__WHAT THE TASK ASKS__.
Check each line of the material below, and copy it if it holds the string "JSON".

__ROWS__.
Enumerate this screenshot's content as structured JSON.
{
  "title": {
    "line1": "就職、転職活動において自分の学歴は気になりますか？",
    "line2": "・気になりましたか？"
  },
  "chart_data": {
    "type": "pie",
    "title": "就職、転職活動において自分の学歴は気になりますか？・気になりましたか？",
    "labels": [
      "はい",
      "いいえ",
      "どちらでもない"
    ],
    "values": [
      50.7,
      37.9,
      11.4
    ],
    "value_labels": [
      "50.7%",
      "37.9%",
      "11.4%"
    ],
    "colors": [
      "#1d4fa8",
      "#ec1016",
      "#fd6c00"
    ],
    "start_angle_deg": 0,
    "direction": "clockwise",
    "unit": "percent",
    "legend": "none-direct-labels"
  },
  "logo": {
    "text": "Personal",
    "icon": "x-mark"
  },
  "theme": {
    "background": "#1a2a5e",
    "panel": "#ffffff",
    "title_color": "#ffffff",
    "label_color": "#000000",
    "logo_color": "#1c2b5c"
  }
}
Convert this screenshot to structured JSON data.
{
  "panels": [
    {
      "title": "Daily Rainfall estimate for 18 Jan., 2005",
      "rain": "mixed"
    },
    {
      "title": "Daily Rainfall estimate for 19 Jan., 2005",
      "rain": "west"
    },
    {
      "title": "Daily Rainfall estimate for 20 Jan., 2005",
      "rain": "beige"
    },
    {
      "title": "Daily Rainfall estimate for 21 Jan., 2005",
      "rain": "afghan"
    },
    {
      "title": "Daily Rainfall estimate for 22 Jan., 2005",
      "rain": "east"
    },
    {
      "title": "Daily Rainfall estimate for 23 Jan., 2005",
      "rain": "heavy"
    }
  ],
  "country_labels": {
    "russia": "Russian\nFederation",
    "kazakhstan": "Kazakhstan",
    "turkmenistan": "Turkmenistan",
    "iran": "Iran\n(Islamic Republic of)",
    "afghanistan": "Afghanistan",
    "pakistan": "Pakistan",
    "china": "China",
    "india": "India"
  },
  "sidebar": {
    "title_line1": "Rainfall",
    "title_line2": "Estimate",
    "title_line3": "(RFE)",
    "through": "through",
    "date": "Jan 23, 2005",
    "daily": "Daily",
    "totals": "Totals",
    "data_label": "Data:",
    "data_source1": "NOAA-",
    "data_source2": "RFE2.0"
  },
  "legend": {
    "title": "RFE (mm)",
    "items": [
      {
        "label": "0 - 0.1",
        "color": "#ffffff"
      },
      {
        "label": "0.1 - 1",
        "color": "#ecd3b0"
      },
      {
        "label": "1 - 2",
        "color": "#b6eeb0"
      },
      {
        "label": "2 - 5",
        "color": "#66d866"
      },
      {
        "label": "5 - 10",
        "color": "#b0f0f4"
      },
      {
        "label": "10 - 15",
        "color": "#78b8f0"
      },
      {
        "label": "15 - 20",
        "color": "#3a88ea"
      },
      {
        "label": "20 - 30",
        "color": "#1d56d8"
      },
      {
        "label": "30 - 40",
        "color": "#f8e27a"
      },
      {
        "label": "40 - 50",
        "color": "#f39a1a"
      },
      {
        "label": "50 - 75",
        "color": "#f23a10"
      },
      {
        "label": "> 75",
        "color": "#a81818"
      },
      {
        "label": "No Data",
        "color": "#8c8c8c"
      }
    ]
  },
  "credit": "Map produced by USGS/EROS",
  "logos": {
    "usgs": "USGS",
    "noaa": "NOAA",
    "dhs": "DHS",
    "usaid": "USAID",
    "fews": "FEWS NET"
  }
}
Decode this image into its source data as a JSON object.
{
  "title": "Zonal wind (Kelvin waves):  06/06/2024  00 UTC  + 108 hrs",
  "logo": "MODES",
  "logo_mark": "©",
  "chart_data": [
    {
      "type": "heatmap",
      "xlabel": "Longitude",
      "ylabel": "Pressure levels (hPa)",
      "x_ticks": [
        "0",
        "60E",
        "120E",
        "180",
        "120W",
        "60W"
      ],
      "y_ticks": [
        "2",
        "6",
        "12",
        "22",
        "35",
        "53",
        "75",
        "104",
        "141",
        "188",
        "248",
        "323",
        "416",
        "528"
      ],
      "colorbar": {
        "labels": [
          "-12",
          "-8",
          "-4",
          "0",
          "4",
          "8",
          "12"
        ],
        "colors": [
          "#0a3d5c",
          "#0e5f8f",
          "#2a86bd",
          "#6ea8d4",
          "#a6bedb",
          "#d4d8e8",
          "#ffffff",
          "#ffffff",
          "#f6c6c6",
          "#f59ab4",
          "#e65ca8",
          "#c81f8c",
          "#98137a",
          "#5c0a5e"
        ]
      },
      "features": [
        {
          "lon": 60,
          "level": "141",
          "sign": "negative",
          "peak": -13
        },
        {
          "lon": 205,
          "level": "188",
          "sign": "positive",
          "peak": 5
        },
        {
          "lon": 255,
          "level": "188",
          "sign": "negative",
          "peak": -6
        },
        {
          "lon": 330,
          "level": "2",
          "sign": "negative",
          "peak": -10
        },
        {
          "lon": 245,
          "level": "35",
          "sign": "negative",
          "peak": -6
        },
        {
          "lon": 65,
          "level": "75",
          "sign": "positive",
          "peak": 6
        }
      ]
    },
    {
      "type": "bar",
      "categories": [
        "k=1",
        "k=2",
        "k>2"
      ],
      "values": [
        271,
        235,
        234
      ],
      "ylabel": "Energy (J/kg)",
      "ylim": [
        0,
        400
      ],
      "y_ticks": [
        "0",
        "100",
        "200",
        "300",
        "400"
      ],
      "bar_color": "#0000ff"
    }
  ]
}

__ANSWER BELOW__.
Enumerate this screenshot's content as structured JSON.
Convert this screenshot to structured JSON data.
Decode this image into its source data as a JSON object.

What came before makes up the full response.